Exercise goal: Search the material and gather each line with "during" in it.

## begin Data to process

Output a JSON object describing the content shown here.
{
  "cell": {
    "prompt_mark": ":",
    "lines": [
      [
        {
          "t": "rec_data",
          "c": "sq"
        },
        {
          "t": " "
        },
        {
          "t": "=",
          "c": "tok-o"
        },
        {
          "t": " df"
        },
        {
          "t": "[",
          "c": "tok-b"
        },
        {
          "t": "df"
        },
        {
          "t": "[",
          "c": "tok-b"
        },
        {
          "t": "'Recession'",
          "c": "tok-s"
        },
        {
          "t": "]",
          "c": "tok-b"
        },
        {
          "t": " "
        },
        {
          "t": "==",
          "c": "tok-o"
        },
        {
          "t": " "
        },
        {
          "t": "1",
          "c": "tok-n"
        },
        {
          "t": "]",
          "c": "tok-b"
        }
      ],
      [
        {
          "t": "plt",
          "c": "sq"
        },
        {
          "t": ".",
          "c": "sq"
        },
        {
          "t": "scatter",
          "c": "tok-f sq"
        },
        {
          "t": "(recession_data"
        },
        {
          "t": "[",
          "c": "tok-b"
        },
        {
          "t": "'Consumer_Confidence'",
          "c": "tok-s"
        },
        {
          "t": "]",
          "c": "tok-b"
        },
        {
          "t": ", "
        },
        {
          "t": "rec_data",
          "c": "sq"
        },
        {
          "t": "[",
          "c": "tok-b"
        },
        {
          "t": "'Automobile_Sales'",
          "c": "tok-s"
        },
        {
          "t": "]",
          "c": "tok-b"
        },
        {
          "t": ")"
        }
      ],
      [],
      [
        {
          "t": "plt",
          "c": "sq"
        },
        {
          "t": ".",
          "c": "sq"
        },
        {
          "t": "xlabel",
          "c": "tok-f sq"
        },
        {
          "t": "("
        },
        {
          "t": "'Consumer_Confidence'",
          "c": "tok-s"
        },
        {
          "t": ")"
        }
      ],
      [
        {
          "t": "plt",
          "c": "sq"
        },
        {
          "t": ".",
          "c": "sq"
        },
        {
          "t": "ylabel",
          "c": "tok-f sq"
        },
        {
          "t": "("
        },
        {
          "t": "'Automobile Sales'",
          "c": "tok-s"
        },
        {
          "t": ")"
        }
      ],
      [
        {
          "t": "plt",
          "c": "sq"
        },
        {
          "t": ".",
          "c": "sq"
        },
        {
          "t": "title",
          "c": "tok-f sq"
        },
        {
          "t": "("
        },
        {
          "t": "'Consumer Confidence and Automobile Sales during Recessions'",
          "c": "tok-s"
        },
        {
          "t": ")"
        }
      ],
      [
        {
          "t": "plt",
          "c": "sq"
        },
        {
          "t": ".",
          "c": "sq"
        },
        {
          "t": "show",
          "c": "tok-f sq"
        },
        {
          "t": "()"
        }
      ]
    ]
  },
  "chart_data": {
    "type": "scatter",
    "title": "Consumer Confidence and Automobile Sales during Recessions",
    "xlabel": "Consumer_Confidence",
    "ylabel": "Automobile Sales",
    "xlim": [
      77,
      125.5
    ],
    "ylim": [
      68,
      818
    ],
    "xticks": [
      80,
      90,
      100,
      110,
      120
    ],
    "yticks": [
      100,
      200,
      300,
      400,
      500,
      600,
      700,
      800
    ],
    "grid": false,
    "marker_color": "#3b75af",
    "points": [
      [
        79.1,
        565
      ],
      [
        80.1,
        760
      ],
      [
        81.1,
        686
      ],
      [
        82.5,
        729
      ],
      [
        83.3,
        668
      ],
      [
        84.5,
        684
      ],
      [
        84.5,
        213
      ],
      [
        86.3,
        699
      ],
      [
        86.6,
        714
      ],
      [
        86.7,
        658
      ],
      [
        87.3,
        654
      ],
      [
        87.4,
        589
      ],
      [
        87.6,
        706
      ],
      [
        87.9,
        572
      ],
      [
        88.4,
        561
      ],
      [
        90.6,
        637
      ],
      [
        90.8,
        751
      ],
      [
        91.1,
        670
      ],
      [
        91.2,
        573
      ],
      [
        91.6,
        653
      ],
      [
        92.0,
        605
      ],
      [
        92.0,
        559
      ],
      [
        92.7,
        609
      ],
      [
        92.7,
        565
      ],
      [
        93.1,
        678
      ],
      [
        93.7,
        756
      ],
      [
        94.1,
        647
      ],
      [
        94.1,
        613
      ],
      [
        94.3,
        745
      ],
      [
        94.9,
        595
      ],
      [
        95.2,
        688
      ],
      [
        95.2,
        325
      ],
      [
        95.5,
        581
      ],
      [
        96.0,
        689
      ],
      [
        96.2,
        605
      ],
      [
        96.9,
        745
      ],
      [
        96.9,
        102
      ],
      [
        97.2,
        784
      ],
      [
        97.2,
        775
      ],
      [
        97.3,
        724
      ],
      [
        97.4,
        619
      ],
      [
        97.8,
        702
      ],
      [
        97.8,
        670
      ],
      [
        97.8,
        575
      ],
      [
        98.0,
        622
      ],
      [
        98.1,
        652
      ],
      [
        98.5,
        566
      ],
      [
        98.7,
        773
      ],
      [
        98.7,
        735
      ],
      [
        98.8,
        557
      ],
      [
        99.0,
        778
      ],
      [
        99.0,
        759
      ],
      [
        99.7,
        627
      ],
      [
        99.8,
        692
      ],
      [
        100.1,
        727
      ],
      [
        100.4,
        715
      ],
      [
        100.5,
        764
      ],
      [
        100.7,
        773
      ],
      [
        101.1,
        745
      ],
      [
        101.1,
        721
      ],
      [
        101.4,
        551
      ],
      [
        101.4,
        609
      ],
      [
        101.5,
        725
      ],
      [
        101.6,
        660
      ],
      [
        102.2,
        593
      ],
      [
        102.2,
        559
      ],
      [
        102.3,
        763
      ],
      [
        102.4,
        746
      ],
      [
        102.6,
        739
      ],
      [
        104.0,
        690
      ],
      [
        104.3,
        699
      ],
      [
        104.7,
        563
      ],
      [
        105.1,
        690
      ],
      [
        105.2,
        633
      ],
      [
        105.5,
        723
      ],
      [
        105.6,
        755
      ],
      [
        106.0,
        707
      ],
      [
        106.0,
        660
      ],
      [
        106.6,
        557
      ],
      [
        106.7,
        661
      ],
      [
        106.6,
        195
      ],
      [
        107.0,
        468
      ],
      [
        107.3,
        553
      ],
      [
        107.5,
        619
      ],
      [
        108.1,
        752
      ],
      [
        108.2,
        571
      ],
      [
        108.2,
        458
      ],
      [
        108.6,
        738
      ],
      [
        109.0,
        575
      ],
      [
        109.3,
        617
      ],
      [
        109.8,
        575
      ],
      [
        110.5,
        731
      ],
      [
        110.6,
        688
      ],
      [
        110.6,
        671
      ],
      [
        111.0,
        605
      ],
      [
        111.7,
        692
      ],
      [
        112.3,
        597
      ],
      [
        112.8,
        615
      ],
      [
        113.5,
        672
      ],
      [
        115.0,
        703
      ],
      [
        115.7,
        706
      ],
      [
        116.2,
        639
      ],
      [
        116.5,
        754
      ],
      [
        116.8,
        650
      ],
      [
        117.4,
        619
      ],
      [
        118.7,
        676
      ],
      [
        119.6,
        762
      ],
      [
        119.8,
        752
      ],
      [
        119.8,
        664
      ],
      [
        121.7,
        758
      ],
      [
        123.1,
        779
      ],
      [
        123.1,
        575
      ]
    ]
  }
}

## end Data to process

Task result:
          "t": "'Consumer Confidence and Automobile Sales during Recessions'",
    "title": "Consumer Confidence and Automobile Sales during Recessions",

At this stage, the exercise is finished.